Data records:
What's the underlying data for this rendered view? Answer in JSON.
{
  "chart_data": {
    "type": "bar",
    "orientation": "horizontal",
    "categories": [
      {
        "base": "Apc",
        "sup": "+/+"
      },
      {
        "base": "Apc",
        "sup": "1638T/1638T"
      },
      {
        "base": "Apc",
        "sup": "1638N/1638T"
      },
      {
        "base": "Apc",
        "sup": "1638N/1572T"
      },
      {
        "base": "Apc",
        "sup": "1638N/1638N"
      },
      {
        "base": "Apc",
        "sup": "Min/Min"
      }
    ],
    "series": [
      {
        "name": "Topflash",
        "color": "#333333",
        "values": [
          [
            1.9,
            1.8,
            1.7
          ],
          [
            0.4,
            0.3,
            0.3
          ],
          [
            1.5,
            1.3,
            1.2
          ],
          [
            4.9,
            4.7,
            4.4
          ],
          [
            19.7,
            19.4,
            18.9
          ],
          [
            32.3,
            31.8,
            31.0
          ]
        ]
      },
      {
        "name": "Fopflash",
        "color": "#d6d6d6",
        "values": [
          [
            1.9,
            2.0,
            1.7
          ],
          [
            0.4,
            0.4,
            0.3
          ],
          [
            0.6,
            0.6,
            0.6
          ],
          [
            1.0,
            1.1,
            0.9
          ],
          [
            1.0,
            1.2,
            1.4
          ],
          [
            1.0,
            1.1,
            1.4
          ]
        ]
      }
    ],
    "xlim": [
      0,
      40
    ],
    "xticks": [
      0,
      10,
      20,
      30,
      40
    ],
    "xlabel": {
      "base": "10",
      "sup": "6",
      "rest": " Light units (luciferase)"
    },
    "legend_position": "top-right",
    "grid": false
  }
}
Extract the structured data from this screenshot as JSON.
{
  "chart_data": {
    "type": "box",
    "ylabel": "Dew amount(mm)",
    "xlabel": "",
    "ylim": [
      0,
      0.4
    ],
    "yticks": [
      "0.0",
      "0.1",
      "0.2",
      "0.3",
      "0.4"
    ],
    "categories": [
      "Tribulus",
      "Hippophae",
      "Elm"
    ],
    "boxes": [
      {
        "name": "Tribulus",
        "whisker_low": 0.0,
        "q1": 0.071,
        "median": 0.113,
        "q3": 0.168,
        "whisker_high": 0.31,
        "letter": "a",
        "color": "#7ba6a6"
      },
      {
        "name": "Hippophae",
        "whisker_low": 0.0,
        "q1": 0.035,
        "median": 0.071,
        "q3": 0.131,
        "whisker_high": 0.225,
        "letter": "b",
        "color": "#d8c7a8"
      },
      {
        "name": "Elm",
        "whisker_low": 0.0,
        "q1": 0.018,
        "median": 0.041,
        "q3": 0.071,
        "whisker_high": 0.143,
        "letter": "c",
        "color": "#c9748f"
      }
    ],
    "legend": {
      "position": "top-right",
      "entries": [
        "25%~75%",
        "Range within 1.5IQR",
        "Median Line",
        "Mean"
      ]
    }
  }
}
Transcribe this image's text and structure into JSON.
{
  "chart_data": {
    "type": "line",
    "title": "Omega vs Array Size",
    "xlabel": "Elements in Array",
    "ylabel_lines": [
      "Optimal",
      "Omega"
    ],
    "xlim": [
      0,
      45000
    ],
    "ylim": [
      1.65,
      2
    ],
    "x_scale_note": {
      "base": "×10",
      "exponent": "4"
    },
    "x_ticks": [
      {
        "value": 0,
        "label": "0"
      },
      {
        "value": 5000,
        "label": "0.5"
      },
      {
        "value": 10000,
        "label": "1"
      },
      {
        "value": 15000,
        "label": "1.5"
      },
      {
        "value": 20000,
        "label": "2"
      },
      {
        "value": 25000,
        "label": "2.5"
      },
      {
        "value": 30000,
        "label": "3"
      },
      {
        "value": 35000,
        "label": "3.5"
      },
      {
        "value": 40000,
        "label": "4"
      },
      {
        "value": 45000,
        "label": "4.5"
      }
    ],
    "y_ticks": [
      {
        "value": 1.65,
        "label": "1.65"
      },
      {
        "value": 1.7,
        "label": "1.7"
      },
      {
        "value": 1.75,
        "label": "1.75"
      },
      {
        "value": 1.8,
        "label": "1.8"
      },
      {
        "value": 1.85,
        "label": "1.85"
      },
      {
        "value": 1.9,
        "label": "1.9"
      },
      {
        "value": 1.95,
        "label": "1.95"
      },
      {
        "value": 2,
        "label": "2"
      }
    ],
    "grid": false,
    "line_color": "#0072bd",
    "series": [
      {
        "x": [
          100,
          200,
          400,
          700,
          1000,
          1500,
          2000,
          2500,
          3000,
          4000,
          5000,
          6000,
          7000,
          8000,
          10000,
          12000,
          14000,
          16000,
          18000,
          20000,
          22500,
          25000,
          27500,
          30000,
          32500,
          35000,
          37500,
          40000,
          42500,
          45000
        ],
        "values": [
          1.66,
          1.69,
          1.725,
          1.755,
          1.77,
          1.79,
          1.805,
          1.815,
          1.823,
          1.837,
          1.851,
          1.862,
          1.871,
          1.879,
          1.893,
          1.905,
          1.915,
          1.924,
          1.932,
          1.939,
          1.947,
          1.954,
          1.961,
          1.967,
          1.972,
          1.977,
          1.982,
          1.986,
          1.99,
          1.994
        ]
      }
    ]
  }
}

*EXERCISE DETAILS*:
Recopy the whole listing exactly.

*TASK RESULT*:
What's the underlying data for this rendered view? Answer in JSON.
{
  "chart_data": {
    "type": "bar",
    "orientation": "horizontal",
    "categories": [
      {
        "base": "Apc",
        "sup": "+/+"
      },
      {
        "base": "Apc",
        "sup": "1638T/1638T"
      },
      {
        "base": "Apc",
        "sup": "1638N/1638T"
      },
      {
        "base": "Apc",
        "sup": "1638N/1572T"
      },
      {
        "base": "Apc",
        "sup": "1638N/1638N"
      },
      {
        "base": "Apc",
        "sup": "Min/Min"
      }
    ],
    "series": [
      {
        "name": "Topflash",
        "color": "#333333",
        "values": [
          [
            1.9,
            1.8,
            1.7
          ],
          [
            0.4,
            0.3,
            0.3
          ],
          [
            1.5,
            1.3,
            1.2
          ],
          [
            4.9,
            4.7,
            4.4
          ],
          [
            19.7,
            19.4,
            18.9
          ],
          [
            32.3,
            31.8,
            31.0
          ]
        ]
      },
      {
        "name": "Fopflash",
        "color": "#d6d6d6",
        "values": [
          [
            1.9,
            2.0,
            1.7
          ],
          [
            0.4,
            0.4,
            0.3
          ],
          [
            0.6,
            0.6,
            0.6
          ],
          [
            1.0,
            1.1,
            0.9
          ],
          [
            1.0,
            1.2,
            1.4
          ],
          [
            1.0,
            1.1,
            1.4
          ]
        ]
      }
    ],
    "xlim": [
      0,
      40
    ],
    "xticks": [
      0,
      10,
      20,
      30,
      40
    ],
    "xlabel": {
      "base": "10",
      "sup": "6",
      "rest": " Light units (luciferase)"
    },
    "legend_position": "top-right",
    "grid": false
  }
}
Extract the structured data from this screenshot as JSON.
{
  "chart_data": {
    "type": "box",
    "ylabel": "Dew amount(mm)",
    "xlabel": "",
    "ylim": [
      0,
      0.4
    ],
    "yticks": [
      "0.0",
      "0.1",
      "0.2",
      "0.3",
      "0.4"
    ],
    "categories": [
      "Tribulus",
      "Hippophae",
      "Elm"
    ],
    "boxes": [
      {
        "name": "Tribulus",
        "whisker_low": 0.0,
        "q1": 0.071,
        "median": 0.113,
        "q3": 0.168,
        "whisker_high": 0.31,
        "letter": "a",
        "color": "#7ba6a6"
      },
      {
        "name": "Hippophae",
        "whisker_low": 0.0,
        "q1": 0.035,
        "median": 0.071,
        "q3": 0.131,
        "whisker_high": 0.225,
        "letter": "b",
        "color": "#d8c7a8"
      },
      {
        "name": "Elm",
        "whisker_low": 0.0,
        "q1": 0.018,
        "median": 0.041,
        "q3": 0.071,
        "whisker_high": 0.143,
        "letter": "c",
        "color": "#c9748f"
      }
    ],
    "legend": {
      "position": "top-right",
      "entries": [
        "25%~75%",
        "Range within 1.5IQR",
        "Median Line",
        "Mean"
      ]
    }
  }
}
Transcribe this image's text and structure into JSON.
{
  "chart_data": {
    "type": "line",
    "title": "Omega vs Array Size",
    "xlabel": "Elements in Array",
    "ylabel_lines": [
      "Optimal",
      "Omega"
    ],
    "xlim": [
      0,
      45000
    ],
    "ylim": [
      1.65,
      2
    ],
    "x_scale_note": {
      "base": "×10",
      "exponent": "4"
    },
    "x_ticks": [
      {
        "value": 0,
        "label": "0"
      },
      {
        "value": 5000,
        "label": "0.5"
      },
      {
        "value": 10000,
        "label": "1"
      },
      {
        "value": 15000,
        "label": "1.5"
      },
      {
        "value": 20000,
        "label": "2"
      },
      {
        "value": 25000,
        "label": "2.5"
      },
      {
        "value": 30000,
        "label": "3"
      },
      {
        "value": 35000,
        "label": "3.5"
      },
      {
        "value": 40000,
        "label": "4"
      },
      {
        "value": 45000,
        "label": "4.5"
      }
    ],
    "y_ticks": [
      {
        "value": 1.65,
        "label": "1.65"
      },
      {
        "value": 1.7,
        "label": "1.7"
      },
      {
        "value": 1.75,
        "label": "1.75"
      },
      {
        "value": 1.8,
        "label": "1.8"
      },
      {
        "value": 1.85,
        "label": "1.85"
      },
      {
        "value": 1.9,
        "label": "1.9"
      },
      {
        "value": 1.95,
        "label": "1.95"
      },
      {
        "value": 2,
        "label": "2"
      }
    ],
    "grid": false,
    "line_color": "#0072bd",
    "series": [
      {
        "x": [
          100,
          200,
          400,
          700,
          1000,
          1500,
          2000,
          2500,
          3000,
          4000,
          5000,
          6000,
          7000,
          8000,
          10000,
          12000,
          14000,
          16000,
          18000,
          20000,
          22500,
          25000,
          27500,
          30000,
          32500,
          35000,
          37500,
          40000,
          42500,
          45000
        ],
        "values": [
          1.66,
          1.69,
          1.725,
          1.755,
          1.77,
          1.79,
          1.805,
          1.815,
          1.823,
          1.837,
          1.851,
          1.862,
          1.871,
          1.879,
          1.893,
          1.905,
          1.915,
          1.924,
          1.932,
          1.939,
          1.947,
          1.954,
          1.961,
          1.967,
          1.972,
          1.977,
          1.982,
          1.986,
          1.99,
          1.994
        ]
      }
    ]
  }
}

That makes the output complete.